Document passage:
++++++

Sudanese Gov’t Reaches Settlement Deal With USS Cole Victims

Sudanese Gov’t Reaches Settlement Deal With USS Cole Victims
Experts in a speed boat examine the damaged hull of the USS Cole at the Yemeni port of Aden after an al-Qaeda attack that killed 17 sailors on Oct. 15, 2000. (Dimitri Messinis/AP Photo)

CAIRO—Sudan’s transitional government said Thursday it has reached a settlement with families of the victims of the 2000 attack on USS Cole in Yemen, in a bid to have the African country taken off the U.S. terrorism list and improve relations with the West.

The settlement is the latest step from Khartoum to get off the terror list. Earlier this week, Sudan’s provisional rulers said they had agreed to hand over longtime autocrat Omar al-Bashir to the International Criminal Court to face trial on charges of war crimes and genocide during the fighting in the western Darfur region.

Also, Sudan’s interim leader earlier this month met in Uganda with Israeli Prime Minister Benjamin Netanyahu, who announced that Israel and Sudan would normalize relations. Observers and Sudanese officials have said that the settlement with the USS Cole bombing victims was among the last hurdles faced by Sudan.

At the time of the Oct. 12, 2000 attack in the Yemeni port of Aden that killed 17 sailors and wounded more than three dozen others, Sudan was accused of providing support to al-Qaeda, which claimed responsibility for the attack.

Today, Sudan’s interim authorities are desperate to have sanctions, linked to its listing by the United States as a state sponsor of terror, lifted. Sudan’s justice ministry said the settlement was signed with the victims’ families last Friday in Washington but its statement gave no details of the settlement.

There was no immediate comment from Washington.

Sudan’s information minister and interim government spokesman, Faisal Saleh, told The Associated Press over the phone that Justice Minister Nasr-Eddin Abdul-Bari had traveled last week to Washington to sign the deal, which included compensations for both the wounded and the killed.

Sudanese President Omar al-Bashir
Then-Sudanese President Omar al-Bashir in the capital Khartoum on Feb. 12, 2019. (Ashram Shazly/AFP/Getty Images)

++++++

Work item: Write the next part of the news article on Sudan's USS Cole settlement, picking up after its final line. The data that follow come from a separate source.

[Data items]
++++++

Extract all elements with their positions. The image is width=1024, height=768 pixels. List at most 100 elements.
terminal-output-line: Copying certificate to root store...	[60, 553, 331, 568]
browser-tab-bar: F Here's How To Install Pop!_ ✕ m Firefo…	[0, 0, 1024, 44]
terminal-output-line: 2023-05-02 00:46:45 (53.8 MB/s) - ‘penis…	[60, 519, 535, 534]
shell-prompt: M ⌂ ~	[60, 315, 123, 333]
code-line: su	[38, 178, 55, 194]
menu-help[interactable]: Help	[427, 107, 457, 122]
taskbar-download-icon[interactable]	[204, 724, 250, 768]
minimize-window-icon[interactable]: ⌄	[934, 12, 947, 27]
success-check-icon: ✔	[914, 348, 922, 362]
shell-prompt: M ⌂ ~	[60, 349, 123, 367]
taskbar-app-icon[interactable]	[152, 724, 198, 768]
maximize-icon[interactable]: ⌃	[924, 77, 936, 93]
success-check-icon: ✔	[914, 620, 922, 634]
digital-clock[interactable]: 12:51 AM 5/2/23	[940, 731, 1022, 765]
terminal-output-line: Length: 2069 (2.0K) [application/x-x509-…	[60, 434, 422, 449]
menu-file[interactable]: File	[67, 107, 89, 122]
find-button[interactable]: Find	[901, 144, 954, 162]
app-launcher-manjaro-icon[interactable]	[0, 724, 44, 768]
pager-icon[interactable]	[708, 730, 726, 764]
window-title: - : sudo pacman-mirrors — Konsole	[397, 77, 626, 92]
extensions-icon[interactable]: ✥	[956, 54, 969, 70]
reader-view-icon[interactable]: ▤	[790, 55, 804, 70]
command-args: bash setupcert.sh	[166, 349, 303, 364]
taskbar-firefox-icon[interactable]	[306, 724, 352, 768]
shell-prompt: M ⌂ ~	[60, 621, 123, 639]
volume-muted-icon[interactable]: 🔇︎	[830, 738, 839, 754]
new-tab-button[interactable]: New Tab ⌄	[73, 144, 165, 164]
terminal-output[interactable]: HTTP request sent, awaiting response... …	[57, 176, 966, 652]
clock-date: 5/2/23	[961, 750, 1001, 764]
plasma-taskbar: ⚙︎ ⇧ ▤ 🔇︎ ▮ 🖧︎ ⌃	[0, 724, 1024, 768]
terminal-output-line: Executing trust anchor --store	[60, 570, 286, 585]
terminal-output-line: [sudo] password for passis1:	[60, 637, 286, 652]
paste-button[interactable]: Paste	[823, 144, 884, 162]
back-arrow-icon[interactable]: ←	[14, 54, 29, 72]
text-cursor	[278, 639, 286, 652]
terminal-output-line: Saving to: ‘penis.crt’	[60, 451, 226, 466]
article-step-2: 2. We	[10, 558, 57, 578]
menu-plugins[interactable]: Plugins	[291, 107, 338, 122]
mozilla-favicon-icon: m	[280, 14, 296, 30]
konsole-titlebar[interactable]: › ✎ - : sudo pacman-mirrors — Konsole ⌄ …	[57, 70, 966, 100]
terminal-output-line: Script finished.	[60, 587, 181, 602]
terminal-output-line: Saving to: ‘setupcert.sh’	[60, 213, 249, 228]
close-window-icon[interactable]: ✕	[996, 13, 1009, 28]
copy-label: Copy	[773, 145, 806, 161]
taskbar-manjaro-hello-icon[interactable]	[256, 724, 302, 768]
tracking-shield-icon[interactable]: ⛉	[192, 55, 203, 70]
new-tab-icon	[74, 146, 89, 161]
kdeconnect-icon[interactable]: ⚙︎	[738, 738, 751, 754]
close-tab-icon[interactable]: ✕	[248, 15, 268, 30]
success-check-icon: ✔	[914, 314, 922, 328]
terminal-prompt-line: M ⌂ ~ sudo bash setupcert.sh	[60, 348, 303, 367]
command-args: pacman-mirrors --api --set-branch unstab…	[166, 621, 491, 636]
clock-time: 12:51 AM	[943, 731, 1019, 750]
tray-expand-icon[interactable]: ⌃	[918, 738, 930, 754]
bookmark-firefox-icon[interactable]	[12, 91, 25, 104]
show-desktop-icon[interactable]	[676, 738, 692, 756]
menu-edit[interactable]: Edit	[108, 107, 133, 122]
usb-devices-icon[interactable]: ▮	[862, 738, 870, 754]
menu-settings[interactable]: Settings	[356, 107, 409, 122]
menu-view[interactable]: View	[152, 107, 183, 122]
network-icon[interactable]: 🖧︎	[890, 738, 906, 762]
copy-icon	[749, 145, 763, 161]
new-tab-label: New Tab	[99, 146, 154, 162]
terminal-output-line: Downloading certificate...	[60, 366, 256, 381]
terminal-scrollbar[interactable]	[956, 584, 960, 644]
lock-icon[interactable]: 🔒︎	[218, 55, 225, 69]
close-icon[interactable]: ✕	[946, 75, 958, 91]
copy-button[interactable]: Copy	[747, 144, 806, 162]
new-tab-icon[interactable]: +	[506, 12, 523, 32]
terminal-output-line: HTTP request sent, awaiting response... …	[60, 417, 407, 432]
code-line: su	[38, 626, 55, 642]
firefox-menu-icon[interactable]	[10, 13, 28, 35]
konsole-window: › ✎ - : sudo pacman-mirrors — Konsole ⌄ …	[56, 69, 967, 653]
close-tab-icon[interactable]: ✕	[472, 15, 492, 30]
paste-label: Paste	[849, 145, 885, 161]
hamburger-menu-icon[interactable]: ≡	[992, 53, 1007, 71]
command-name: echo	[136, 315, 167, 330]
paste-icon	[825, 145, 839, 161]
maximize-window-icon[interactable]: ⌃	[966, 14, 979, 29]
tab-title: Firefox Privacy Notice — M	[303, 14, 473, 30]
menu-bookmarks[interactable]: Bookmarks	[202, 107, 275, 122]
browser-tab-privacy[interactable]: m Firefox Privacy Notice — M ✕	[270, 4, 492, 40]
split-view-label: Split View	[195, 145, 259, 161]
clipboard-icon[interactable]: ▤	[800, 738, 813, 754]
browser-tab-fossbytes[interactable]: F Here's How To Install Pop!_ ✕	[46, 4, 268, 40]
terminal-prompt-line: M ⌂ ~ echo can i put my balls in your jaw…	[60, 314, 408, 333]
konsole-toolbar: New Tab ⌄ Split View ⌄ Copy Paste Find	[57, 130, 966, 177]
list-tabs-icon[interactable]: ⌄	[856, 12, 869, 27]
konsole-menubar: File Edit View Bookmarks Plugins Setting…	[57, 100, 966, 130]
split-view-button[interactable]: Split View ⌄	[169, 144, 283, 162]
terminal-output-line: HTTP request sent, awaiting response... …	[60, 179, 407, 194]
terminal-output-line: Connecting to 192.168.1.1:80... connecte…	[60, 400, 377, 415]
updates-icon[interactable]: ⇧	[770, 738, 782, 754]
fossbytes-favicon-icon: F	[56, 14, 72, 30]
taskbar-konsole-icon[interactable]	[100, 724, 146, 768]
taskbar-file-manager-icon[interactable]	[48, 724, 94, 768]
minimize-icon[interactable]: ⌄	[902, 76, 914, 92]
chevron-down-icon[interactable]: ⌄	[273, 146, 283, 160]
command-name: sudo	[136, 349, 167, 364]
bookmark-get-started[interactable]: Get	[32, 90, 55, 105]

++++++

Response area:
He said the figures could not be disclosed because the Sudanese government is still in negotiations to reach a similar settlement with families of victims of the 1998 bombings of U.S. embassies in Kenya and Tanzania. More than 200 people were killed in the attacks and more than 1,000 were wounded.

“Our lawyer advised us not to disclose the figures because that might affect our ongoing negotiations,” Saleh said. He said, however, that the American side is free to disclose the amount if it wishes to do so.

For Sudan, being removed from the U.S. terror list will end the country’s isolation and allow it to attract much-need loans from international financial institutions in order to rebuild the economy after the popular uprising last year that toppled al-Bashir and installed the joint civilian-military sovereign council.

The new Sudanese rulers say they were not responsible for the attack on USS Cole and that they had negotiated the deal out of their “keenness to resolve old terror claims inherited from the ousted regime” of al-Bashir.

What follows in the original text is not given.